>> Begin Given text
I cant see him turning heel...well at least not in the way Austin did at WM...which is the way i'd love it done. But i think Cena shot himself in the foot for a heel turn like that by already drawing attention to the haters! He can't say he is fed of of the hating on him cause he 'rises above hate' and he has stated that it is a driving force for him. With Hogan he never gave the haters attention or shined a light on the negative reactions he got so when he turned heel he was preforming like he was 100% beloved and now 100% of the people hated him. With Cena he has already said that 50% of the people hate him as it is so turning heel just means the 50% that love him end up hating him and the 50% that hate him end up loving him haha most pointless heel turn ever i think!...... For full heel turn and maximum hatred he needs to punt a baby out of the ring


----------



## austin316 G.O.A.T (Mar 13, 2010)

*Re: If the WWE had the balls to turn Cena heel could he be one of the best heels ever*



Jotunheim said:


> yeah, as much as I would hate that...thats how you book a dominant heel, in turn, all the faces that goes against him will get HUUUUGE exposure and perhaps even create the next big face of the WWE


Are you taking about HHH?


----------



## PacoAwesome (Jun 20, 2011)

*Re: If the WWE had the balls to turn Cena heel could he be one of the best heels ever*



llamadux said:


> I really don't want to see a dominate heel Cena crushing all the faces...


I do and I hate Cena. But we really need a strong dominate heel, so in the future the company can make a top face by beating that dominant heel. (Batista beating Triple H in 2005 would be a good example)


----------



## Bryan D. (Oct 20, 2012)

*Re: If the WWE had the balls to turn Cena heel could he be one of the best heels ever*

Yes, he can. He has fantastic mic skills that can help him.


----------



## Spaz350 (Dec 17, 2012)

*Re: If the WWE had the balls to turn Cena heel could he be one of the best heels ever*

The more I think about it, the more possible a heel turn seems. This entire Twice In A Lifetime build has been lukewarm at best, up until last night when Cena cracked just that little bit. While it seems like 13 days away is really too late in the game to put drama into the feud... what if this whole build has been one massive slow-roll? The biggest draw of a heel turn is supposed to be that it shocks people, and comes out of nowhere. If they turn Cena completely out of nowhere, when NO ONE thinks he will, the shock is genuine. If they'd hinted at this heel turn immediately following the rumble, and fed speculation that he might turn... the story between rumble and wm would have been better, but the payoff wouldn't be as great. People would clue in and start to predict it, the same way everyone seems to predict Orton turning heel. Not as shocking. But if you don't give people a reason to see it coming until the last minute, you suddenly have a rabid amount of speculation, but people STILL won't expect it. Just look at what has happened inthis forum in the last 12 hours. Rather than people wall to wall dismissing any chance of it, there is rampant speculation and interest, but STILL no one puts any real belief in it. Were all speculating it now more seriously than we have in over a year, and it's still going to be a massive shock. If it does happen. Do I think he'll truly turn? Not really, I don't think they will kill the golden cash cow. But if he does, this whole crappy build makes sense, and it will be a masterpiece of a slow roll.
>> End Given text
>> Begin Records shown
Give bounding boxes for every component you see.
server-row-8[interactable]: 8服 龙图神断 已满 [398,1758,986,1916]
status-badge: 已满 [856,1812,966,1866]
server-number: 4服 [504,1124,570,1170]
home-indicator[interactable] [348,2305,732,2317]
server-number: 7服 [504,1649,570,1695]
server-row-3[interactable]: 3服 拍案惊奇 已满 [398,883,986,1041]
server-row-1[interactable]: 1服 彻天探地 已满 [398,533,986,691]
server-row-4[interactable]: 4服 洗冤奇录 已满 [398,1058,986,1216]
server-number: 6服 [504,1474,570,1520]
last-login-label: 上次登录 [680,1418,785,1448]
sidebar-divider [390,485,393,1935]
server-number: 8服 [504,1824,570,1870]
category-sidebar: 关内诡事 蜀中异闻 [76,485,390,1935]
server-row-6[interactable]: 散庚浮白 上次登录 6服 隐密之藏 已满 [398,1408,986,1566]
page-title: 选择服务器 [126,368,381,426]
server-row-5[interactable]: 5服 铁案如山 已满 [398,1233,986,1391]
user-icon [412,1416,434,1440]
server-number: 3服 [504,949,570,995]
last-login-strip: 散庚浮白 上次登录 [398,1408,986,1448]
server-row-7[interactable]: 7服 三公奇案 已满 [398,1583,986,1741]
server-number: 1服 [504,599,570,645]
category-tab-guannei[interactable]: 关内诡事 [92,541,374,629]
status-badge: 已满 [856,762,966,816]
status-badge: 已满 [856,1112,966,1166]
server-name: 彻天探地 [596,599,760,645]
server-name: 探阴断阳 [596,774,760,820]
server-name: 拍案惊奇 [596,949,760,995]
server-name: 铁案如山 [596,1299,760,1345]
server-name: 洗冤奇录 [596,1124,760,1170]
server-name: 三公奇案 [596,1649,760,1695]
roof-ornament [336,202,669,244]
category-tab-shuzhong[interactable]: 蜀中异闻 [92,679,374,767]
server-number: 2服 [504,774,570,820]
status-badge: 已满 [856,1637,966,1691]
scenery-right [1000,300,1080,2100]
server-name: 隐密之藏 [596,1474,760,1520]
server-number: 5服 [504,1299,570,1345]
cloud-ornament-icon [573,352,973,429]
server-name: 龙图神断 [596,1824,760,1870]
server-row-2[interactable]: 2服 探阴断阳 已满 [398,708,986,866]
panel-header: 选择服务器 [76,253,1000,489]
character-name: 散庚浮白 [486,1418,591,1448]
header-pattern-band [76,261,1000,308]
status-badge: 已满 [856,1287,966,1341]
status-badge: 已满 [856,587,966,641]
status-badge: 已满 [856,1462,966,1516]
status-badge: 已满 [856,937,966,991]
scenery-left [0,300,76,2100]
>> End Records shown
Problems to work on
A. In the forum thread, what does PacoAwesome give as an example of a top face being made by beating a dominant heel?
B. List every username that appears in a post header of the forum thread, with the date shown next to each.

Written responses
A. Batista beating Triple H in 2005.

B.
- austin316 G.O.A.T (Mar 13, 2010)
- PacoAwesome (Jun 20, 2011)
- Bryan D. (Oct 20, 2012)
- Spaz350 (Dec 17, 2012)